* Saved entries *

○ ○ ○ ○

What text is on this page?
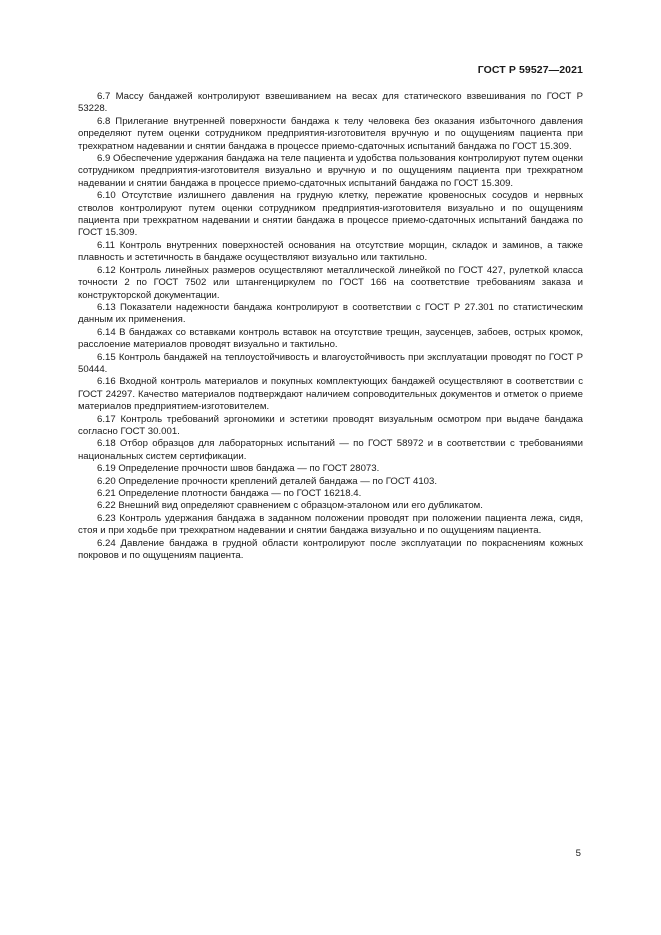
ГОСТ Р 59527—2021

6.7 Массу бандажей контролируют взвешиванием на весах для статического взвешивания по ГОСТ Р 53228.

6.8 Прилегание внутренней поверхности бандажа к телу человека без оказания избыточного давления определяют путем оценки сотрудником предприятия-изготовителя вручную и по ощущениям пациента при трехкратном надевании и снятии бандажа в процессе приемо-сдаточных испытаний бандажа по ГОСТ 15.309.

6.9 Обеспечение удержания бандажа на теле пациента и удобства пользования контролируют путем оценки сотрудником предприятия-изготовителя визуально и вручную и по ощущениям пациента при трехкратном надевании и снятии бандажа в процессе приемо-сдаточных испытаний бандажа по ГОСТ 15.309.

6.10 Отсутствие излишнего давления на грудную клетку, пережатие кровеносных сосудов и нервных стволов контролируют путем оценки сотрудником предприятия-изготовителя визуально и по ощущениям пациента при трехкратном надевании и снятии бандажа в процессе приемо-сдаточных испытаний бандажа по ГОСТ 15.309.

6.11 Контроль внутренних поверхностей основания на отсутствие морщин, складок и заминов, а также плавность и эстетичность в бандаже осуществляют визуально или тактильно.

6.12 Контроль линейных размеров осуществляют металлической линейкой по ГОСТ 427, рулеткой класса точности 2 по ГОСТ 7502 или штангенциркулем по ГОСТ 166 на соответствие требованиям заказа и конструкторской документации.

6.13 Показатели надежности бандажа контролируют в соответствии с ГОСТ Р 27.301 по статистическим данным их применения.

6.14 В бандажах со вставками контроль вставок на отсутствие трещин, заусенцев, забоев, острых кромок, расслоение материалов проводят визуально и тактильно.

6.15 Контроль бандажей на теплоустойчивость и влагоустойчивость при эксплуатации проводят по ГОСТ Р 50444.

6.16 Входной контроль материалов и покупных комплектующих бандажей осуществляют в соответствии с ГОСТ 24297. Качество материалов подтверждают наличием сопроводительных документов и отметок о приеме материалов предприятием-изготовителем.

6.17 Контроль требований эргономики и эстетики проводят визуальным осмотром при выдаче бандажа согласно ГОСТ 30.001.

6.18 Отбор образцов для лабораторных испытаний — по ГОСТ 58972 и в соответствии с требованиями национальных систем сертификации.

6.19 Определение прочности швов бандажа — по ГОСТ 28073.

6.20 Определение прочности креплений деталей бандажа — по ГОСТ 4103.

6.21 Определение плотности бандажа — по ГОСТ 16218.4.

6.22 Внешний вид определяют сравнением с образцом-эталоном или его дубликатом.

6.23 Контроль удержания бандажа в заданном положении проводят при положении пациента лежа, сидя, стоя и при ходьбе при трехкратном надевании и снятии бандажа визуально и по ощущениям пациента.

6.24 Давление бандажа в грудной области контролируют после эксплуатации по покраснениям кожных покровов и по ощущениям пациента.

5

○ ○ ○ ○

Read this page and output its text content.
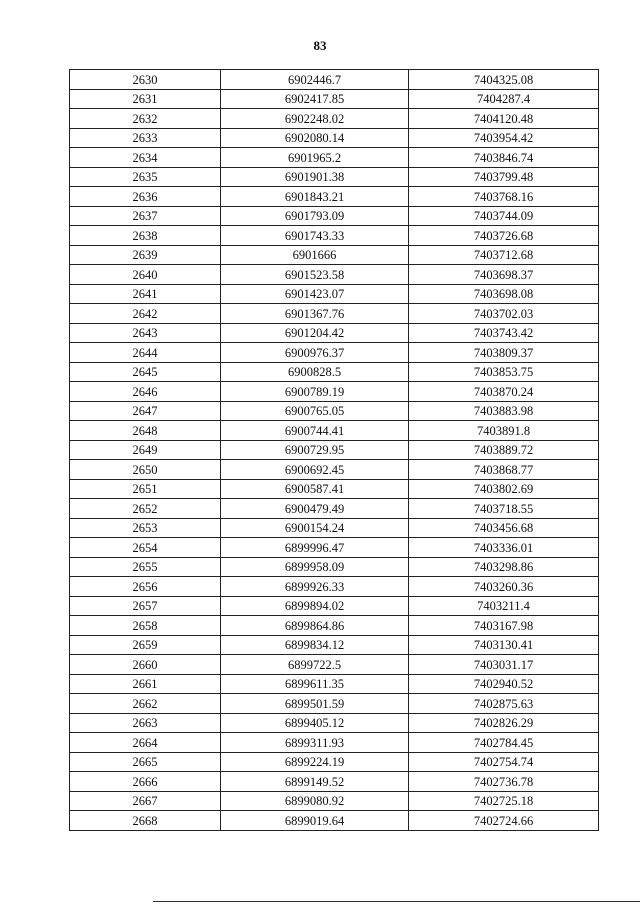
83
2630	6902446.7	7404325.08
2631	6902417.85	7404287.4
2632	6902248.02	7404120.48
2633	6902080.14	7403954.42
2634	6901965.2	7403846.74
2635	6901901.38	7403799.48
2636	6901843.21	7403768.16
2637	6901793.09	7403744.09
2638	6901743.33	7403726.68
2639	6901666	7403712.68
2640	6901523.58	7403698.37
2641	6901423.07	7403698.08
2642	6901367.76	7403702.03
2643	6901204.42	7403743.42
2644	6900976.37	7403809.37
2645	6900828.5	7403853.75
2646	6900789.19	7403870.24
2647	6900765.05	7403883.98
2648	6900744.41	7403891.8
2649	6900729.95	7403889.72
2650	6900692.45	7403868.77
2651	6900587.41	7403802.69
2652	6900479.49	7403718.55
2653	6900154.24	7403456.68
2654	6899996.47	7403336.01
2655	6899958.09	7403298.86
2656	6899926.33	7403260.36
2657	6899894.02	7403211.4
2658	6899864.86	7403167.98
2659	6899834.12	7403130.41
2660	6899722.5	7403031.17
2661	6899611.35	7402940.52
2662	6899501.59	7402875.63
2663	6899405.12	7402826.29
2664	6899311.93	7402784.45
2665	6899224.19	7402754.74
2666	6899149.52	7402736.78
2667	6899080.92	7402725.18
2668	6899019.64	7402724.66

○ ○ ○ ○

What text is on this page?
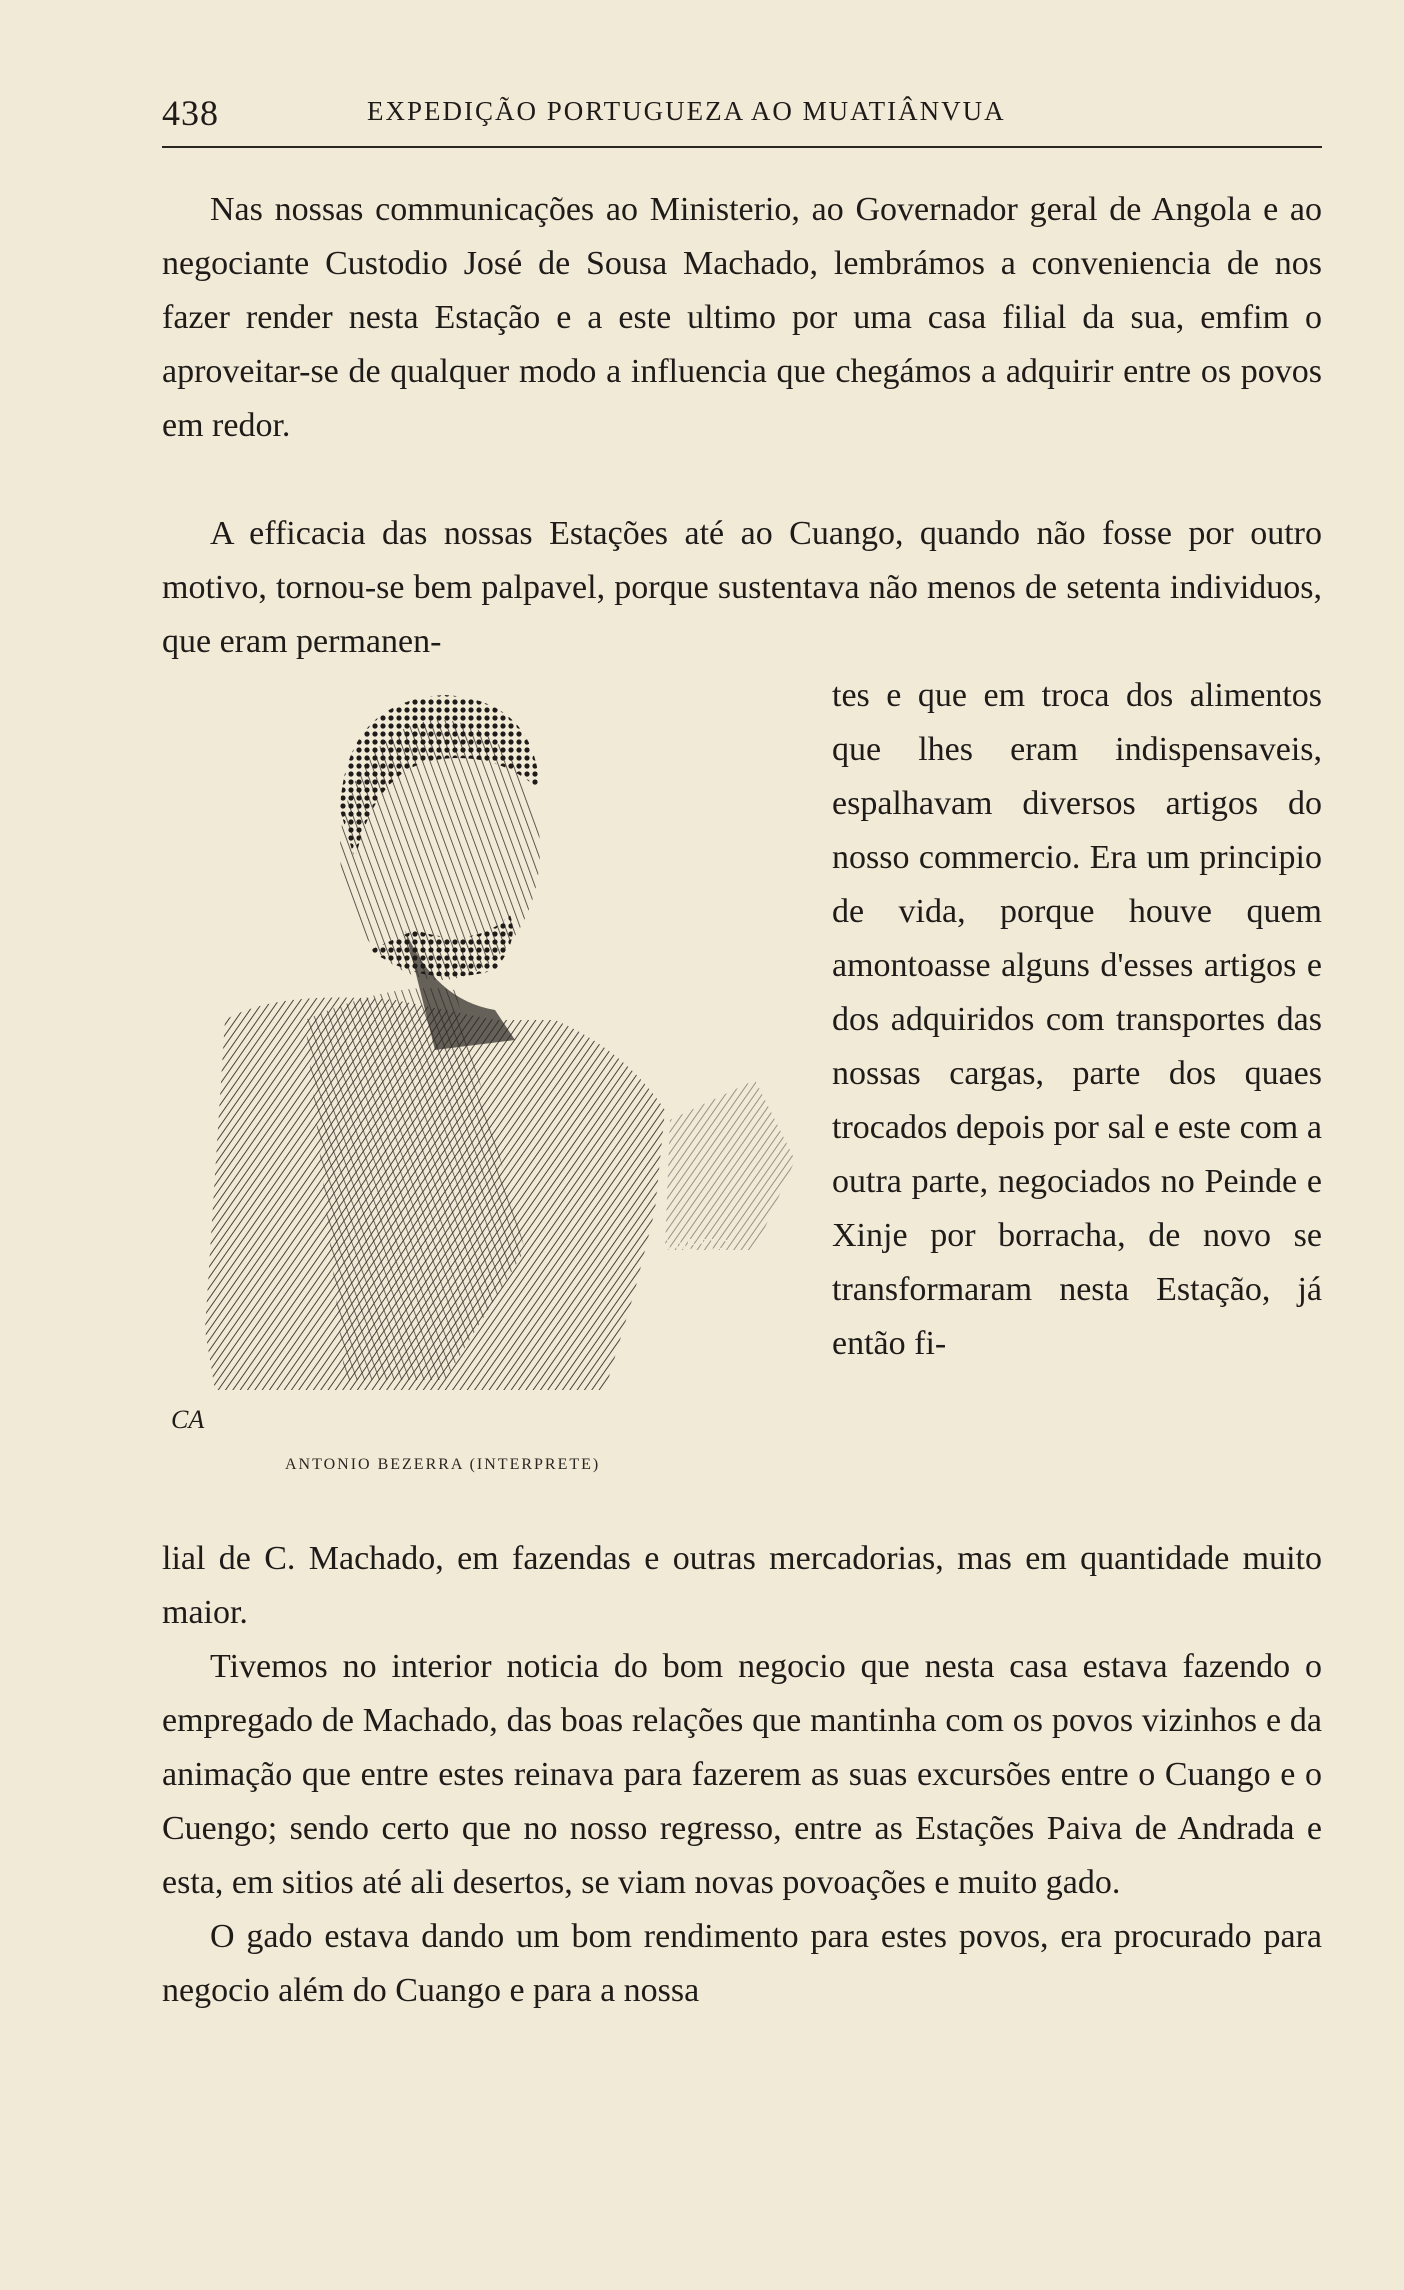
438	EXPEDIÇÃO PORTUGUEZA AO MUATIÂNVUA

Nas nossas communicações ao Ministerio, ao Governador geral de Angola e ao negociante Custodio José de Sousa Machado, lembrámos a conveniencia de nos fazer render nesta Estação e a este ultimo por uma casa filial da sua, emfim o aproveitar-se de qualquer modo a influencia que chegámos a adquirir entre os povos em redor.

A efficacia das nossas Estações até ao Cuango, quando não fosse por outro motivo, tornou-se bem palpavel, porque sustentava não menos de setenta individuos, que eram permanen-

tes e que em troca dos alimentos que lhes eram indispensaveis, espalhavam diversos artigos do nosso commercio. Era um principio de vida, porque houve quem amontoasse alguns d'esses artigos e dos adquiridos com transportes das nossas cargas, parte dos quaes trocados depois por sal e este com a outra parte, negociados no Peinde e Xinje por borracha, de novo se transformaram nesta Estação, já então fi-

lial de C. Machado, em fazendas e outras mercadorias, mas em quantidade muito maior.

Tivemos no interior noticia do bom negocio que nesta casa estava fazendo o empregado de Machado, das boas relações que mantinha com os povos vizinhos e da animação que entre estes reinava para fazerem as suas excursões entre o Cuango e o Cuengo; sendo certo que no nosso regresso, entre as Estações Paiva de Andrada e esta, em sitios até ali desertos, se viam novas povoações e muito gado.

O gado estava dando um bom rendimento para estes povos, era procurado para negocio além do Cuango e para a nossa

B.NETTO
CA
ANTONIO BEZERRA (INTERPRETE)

○ ○ ○ ○

* WHAT YOU ARE ASKED TO DO *
Report only how many lines in the entries contain "оценки".

* FULL RESPONSE *
3